-- Records provided start --

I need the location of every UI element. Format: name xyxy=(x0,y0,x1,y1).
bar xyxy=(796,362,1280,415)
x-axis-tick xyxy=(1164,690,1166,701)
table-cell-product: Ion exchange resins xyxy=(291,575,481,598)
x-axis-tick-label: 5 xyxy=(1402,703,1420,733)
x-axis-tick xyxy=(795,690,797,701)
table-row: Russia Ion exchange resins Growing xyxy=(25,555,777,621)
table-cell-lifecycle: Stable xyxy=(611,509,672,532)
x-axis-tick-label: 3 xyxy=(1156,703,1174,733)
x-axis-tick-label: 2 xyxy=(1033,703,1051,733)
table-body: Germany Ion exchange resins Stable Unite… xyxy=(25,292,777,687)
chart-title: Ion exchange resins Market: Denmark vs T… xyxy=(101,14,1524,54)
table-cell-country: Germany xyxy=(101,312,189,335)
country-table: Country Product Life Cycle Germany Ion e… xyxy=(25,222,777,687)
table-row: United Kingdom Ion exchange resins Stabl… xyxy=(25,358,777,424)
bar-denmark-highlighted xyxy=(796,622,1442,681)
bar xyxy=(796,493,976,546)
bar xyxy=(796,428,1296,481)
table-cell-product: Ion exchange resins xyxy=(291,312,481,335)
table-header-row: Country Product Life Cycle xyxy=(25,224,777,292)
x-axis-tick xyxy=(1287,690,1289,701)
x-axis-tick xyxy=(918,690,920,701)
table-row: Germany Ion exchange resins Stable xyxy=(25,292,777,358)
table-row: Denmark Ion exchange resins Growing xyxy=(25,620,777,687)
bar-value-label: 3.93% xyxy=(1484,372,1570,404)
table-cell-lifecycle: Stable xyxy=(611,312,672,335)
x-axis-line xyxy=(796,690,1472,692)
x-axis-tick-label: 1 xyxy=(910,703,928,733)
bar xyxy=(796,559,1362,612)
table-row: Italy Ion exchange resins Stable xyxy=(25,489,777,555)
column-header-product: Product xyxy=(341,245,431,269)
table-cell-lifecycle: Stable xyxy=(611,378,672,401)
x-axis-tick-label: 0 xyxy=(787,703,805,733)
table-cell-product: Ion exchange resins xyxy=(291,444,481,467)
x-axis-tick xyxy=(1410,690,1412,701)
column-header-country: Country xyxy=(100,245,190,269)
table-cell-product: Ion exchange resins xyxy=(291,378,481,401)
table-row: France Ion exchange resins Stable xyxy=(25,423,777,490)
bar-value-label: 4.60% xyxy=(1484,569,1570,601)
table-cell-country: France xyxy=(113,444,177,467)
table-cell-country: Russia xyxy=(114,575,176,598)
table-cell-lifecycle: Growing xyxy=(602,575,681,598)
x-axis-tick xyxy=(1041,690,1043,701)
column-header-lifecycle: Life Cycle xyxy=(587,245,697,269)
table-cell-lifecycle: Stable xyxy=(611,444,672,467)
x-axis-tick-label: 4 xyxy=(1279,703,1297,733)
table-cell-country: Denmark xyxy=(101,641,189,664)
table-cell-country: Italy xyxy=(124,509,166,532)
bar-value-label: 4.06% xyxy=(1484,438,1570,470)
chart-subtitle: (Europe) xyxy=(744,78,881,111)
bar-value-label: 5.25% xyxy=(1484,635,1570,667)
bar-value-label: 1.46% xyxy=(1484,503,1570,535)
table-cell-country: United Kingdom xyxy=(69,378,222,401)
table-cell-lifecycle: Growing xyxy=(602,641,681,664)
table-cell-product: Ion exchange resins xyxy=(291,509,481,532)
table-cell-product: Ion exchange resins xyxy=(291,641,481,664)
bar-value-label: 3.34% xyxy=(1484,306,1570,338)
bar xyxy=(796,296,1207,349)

-- Records provided end --
-- Records provided start --

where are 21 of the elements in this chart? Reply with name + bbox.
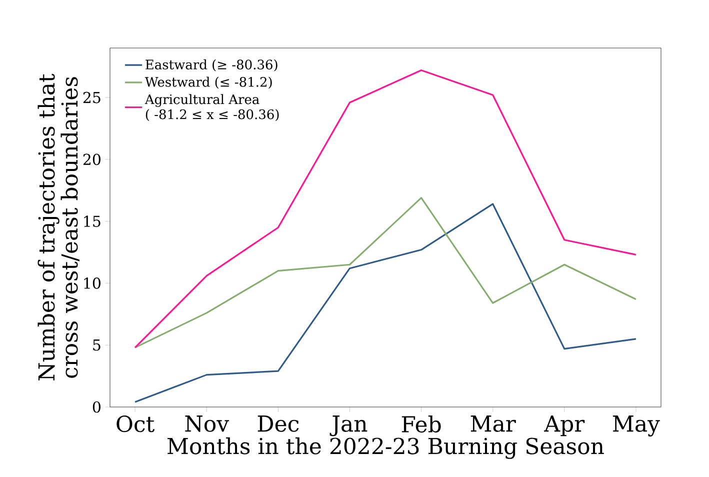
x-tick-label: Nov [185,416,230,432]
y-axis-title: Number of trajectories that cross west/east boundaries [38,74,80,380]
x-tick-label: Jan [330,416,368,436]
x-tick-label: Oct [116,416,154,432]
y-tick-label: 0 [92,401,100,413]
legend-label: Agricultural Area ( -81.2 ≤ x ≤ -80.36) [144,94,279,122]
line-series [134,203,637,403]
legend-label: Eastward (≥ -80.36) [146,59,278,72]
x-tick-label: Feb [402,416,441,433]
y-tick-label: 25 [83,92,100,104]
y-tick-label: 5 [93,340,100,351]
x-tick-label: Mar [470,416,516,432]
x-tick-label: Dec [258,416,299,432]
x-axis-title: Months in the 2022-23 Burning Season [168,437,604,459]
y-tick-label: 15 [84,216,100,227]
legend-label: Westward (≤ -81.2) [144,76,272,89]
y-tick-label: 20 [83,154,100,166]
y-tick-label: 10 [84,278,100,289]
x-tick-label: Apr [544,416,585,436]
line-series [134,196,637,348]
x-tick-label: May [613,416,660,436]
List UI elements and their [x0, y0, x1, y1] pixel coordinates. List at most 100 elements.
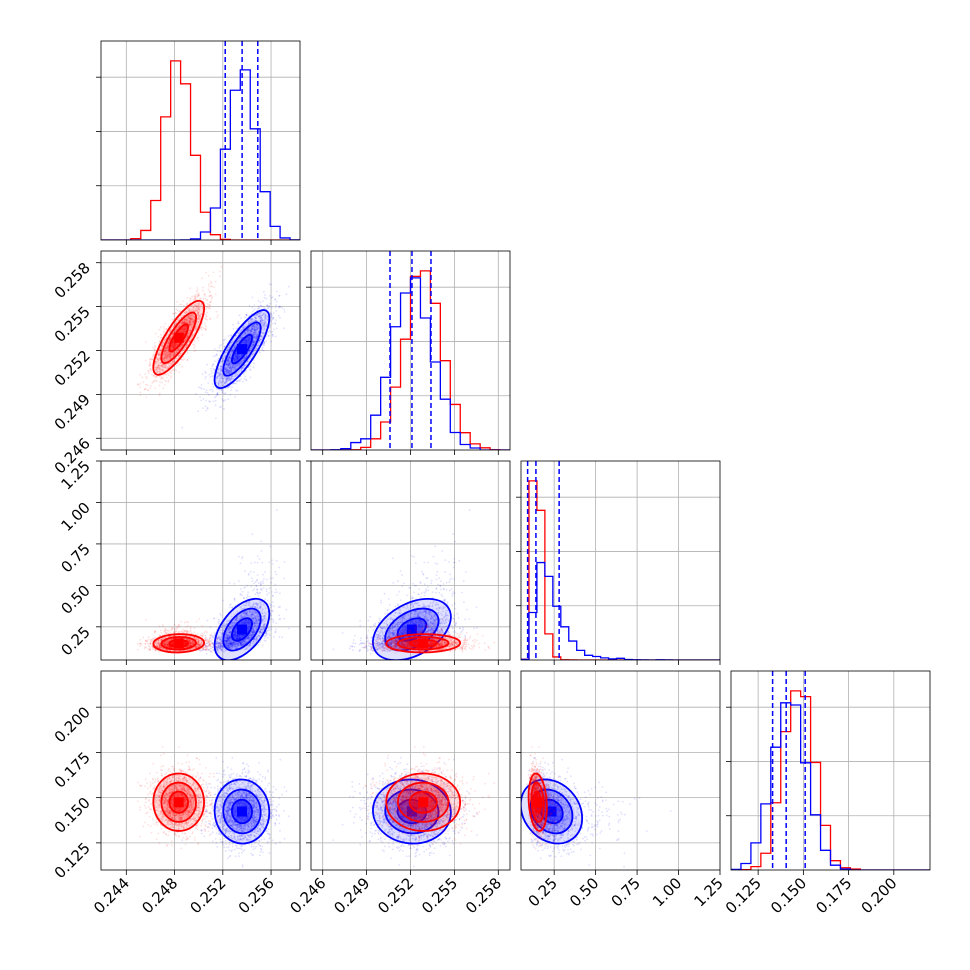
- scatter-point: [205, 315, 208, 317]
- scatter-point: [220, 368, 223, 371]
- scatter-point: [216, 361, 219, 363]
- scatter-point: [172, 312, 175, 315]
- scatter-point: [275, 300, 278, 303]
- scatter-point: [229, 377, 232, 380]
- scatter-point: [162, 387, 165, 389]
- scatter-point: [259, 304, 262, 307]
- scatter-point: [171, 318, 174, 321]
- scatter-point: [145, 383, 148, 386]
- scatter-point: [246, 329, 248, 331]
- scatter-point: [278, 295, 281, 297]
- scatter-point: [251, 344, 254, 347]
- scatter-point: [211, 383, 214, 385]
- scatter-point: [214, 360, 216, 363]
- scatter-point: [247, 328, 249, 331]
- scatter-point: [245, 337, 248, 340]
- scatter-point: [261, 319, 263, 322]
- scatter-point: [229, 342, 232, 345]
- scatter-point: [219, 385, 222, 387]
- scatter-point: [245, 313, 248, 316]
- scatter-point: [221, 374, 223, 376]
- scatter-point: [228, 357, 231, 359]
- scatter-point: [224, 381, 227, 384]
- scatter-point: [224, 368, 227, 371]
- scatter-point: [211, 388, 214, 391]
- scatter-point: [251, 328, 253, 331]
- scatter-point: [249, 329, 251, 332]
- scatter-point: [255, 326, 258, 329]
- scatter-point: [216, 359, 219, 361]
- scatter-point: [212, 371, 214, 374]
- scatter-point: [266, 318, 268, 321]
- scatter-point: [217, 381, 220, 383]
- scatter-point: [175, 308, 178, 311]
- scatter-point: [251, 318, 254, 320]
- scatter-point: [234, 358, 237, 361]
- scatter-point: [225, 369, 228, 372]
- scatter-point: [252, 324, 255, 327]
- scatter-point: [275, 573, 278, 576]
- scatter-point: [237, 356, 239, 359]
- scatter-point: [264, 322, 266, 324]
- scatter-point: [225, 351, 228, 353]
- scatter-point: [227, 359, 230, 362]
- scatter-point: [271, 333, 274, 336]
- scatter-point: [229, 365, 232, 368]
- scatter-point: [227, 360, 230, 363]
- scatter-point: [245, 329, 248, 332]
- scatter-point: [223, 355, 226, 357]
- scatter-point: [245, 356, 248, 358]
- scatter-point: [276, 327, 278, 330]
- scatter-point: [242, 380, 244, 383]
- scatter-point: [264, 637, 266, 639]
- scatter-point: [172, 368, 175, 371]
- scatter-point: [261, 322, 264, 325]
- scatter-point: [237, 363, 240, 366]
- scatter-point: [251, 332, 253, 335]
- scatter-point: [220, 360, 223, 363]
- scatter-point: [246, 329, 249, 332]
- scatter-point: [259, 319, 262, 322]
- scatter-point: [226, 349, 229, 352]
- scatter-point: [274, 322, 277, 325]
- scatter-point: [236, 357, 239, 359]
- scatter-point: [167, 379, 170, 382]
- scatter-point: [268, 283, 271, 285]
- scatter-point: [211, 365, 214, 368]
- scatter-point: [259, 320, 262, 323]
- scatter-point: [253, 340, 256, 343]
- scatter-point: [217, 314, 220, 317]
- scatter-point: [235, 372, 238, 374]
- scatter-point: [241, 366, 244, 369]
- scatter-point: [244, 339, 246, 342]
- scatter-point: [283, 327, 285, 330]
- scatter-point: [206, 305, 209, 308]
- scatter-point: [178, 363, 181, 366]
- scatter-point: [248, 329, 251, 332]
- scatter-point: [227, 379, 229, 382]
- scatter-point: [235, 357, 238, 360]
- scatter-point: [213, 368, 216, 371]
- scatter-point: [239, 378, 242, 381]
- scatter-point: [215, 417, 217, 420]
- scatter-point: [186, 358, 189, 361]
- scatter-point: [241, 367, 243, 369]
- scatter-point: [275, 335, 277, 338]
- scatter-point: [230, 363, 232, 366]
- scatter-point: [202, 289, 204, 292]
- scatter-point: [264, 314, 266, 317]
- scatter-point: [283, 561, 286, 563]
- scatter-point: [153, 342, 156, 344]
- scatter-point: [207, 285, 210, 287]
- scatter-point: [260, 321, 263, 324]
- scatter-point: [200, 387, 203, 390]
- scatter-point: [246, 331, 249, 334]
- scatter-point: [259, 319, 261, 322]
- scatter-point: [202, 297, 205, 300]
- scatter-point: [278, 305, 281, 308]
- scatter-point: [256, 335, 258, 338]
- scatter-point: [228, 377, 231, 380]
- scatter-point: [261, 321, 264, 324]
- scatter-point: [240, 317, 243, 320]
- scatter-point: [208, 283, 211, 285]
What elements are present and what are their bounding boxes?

-- Records provided end --

**Given problem:**
Reproduce, unchanged, the lines of the material from the one containing "I need the location" through the one containing "column-header-country: Country xyxy=(100,245,190,269)", with both of those lines included.

**Expected answer:**
I need the location of every UI element. Format: name xyxy=(x0,y0,x1,y1).
bar xyxy=(796,362,1280,415)
x-axis-tick xyxy=(1164,690,1166,701)
table-cell-product: Ion exchange resins xyxy=(291,575,481,598)
x-axis-tick-label: 5 xyxy=(1402,703,1420,733)
x-axis-tick xyxy=(795,690,797,701)
table-row: Russia Ion exchange resins Growing xyxy=(25,555,777,621)
table-cell-lifecycle: Stable xyxy=(611,509,672,532)
x-axis-tick-label: 3 xyxy=(1156,703,1174,733)
x-axis-tick-label: 2 xyxy=(1033,703,1051,733)
table-body: Germany Ion exchange resins Stable Unite… xyxy=(25,292,777,687)
chart-title: Ion exchange resins Market: Denmark vs T… xyxy=(101,14,1524,54)
table-cell-country: Germany xyxy=(101,312,189,335)
country-table: Country Product Life Cycle Germany Ion e… xyxy=(25,222,777,687)
table-row: United Kingdom Ion exchange resins Stabl… xyxy=(25,358,777,424)
bar-denmark-highlighted xyxy=(796,622,1442,681)
bar xyxy=(796,493,976,546)
bar xyxy=(796,428,1296,481)
table-cell-product: Ion exchange resins xyxy=(291,312,481,335)
table-header-row: Country Product Life Cycle xyxy=(25,224,777,292)
x-axis-tick xyxy=(1287,690,1289,701)
x-axis-tick xyxy=(918,690,920,701)
table-row: Germany Ion exchange resins Stable xyxy=(25,292,777,358)
table-row: Denmark Ion exchange resins Growing xyxy=(25,620,777,687)
bar-value-label: 3.93% xyxy=(1484,372,1570,404)
table-cell-lifecycle: Stable xyxy=(611,312,672,335)
x-axis-line xyxy=(796,690,1472,692)
x-axis-tick-label: 1 xyxy=(910,703,928,733)
bar xyxy=(796,559,1362,612)
table-row: Italy Ion exchange resins Stable xyxy=(25,489,777,555)
column-header-product: Product xyxy=(341,245,431,269)
table-cell-lifecycle: Stable xyxy=(611,378,672,401)
x-axis-tick-label: 0 xyxy=(787,703,805,733)
table-cell-product: Ion exchange resins xyxy=(291,444,481,467)
x-axis-tick xyxy=(1410,690,1412,701)
column-header-country: Country xyxy=(100,245,190,269)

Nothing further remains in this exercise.